_Problem to work on_.
Look through the material below. Copy every line with the string "Νευροεπιστημών" in it.

— START Dataset records —

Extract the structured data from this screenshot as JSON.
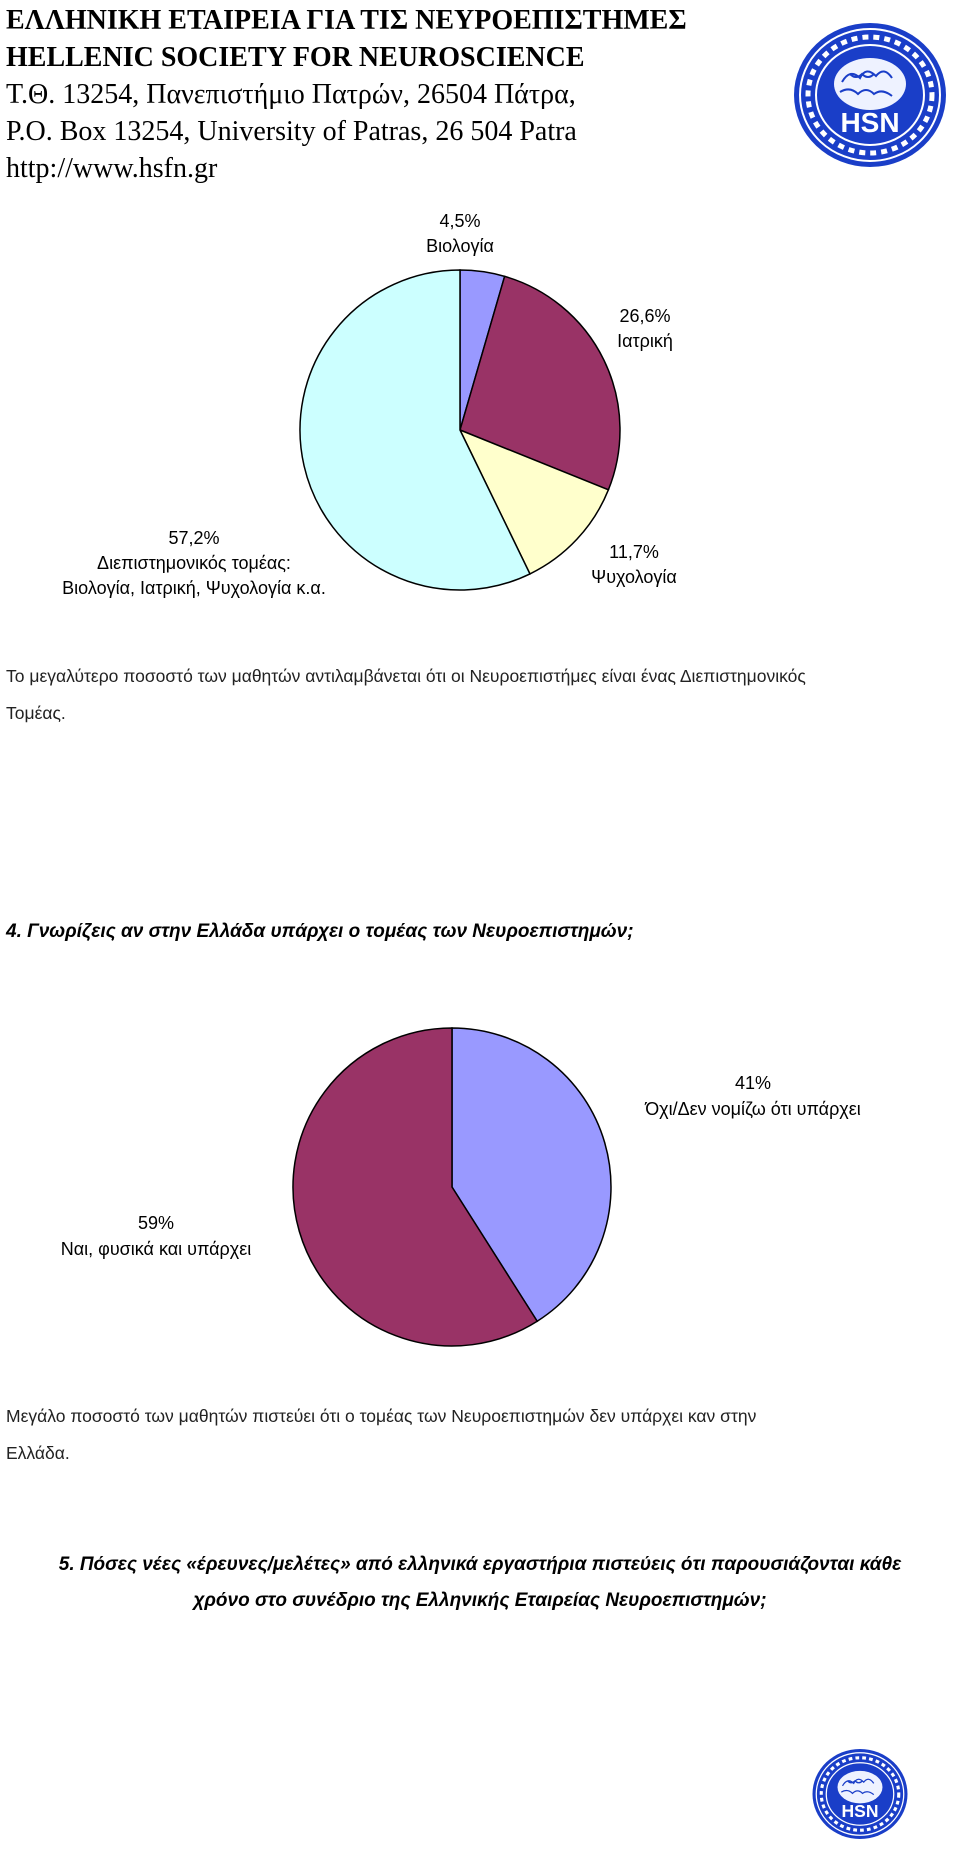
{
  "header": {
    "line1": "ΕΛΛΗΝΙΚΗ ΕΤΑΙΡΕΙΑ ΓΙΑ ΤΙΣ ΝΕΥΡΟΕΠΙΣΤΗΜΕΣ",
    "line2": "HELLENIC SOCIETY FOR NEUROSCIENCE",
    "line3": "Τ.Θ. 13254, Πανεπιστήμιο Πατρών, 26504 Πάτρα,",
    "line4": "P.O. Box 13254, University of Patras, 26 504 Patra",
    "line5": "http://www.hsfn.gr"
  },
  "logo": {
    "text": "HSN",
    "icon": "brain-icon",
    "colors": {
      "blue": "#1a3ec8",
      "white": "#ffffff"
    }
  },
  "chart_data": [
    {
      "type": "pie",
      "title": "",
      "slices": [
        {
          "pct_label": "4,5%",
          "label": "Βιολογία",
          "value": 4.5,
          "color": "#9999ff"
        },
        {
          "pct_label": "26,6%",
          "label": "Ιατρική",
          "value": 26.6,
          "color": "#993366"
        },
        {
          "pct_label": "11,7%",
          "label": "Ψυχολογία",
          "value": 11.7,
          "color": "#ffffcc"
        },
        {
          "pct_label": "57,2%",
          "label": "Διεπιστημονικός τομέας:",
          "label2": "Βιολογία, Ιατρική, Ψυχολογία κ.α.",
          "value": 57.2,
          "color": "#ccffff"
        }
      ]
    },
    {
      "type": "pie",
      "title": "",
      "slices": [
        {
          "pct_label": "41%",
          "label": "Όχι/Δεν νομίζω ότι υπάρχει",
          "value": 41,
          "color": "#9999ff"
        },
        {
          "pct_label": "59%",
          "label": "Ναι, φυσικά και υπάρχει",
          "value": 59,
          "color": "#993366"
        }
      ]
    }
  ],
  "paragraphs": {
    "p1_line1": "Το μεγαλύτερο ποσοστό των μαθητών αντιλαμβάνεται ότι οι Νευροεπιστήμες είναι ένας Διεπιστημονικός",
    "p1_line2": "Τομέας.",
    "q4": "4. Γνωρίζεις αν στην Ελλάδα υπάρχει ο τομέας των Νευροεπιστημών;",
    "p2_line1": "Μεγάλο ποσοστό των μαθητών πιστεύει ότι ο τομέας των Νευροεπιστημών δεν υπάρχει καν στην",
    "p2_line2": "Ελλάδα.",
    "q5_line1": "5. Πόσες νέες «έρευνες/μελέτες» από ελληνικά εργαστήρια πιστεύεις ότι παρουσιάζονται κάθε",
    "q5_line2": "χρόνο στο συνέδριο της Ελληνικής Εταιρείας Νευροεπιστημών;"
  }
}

— END Dataset records —
— START Dataset records —

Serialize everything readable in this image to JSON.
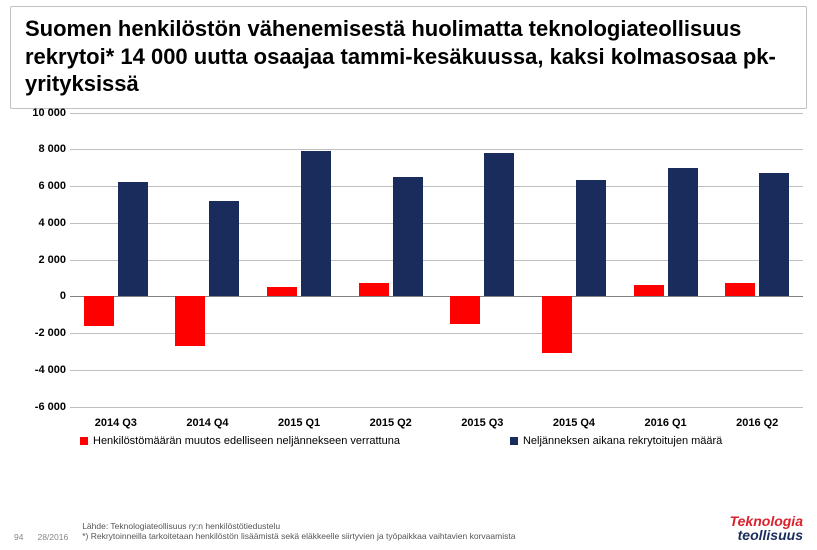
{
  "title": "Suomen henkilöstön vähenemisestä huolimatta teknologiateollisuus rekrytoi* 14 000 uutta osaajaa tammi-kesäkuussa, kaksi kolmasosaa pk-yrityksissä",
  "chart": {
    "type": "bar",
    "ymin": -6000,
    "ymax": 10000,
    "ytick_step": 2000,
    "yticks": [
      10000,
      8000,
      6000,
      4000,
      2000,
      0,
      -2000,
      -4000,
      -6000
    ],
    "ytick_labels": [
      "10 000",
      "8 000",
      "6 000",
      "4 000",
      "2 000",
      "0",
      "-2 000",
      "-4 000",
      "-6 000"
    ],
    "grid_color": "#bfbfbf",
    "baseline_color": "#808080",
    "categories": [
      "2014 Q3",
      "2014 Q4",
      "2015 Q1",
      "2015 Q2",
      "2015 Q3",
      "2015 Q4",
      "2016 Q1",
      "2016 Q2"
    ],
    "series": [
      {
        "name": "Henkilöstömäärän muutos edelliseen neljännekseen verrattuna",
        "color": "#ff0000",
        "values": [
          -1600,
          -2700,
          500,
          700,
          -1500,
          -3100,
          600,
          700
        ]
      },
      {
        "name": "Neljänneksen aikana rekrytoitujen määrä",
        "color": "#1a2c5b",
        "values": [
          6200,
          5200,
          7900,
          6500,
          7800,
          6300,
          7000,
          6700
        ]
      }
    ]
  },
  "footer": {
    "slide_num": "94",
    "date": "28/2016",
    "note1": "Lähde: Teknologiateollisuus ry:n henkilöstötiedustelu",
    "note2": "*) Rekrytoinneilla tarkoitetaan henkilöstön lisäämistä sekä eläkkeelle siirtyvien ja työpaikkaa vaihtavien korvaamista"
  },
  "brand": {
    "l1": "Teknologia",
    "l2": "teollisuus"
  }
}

— END Dataset records —

_Answer to the problem_.
    "q4": "4. Γνωρίζεις αν στην Ελλάδα υπάρχει ο τομέας των Νευροεπιστημών;",
    "p2_line1": "Μεγάλο ποσοστό των μαθητών πιστεύει ότι ο τομέας των Νευροεπιστημών δεν υπάρχει καν στην",
    "q5_line2": "χρόνο στο συνέδριο της Ελληνικής Εταιρείας Νευροεπιστημών;"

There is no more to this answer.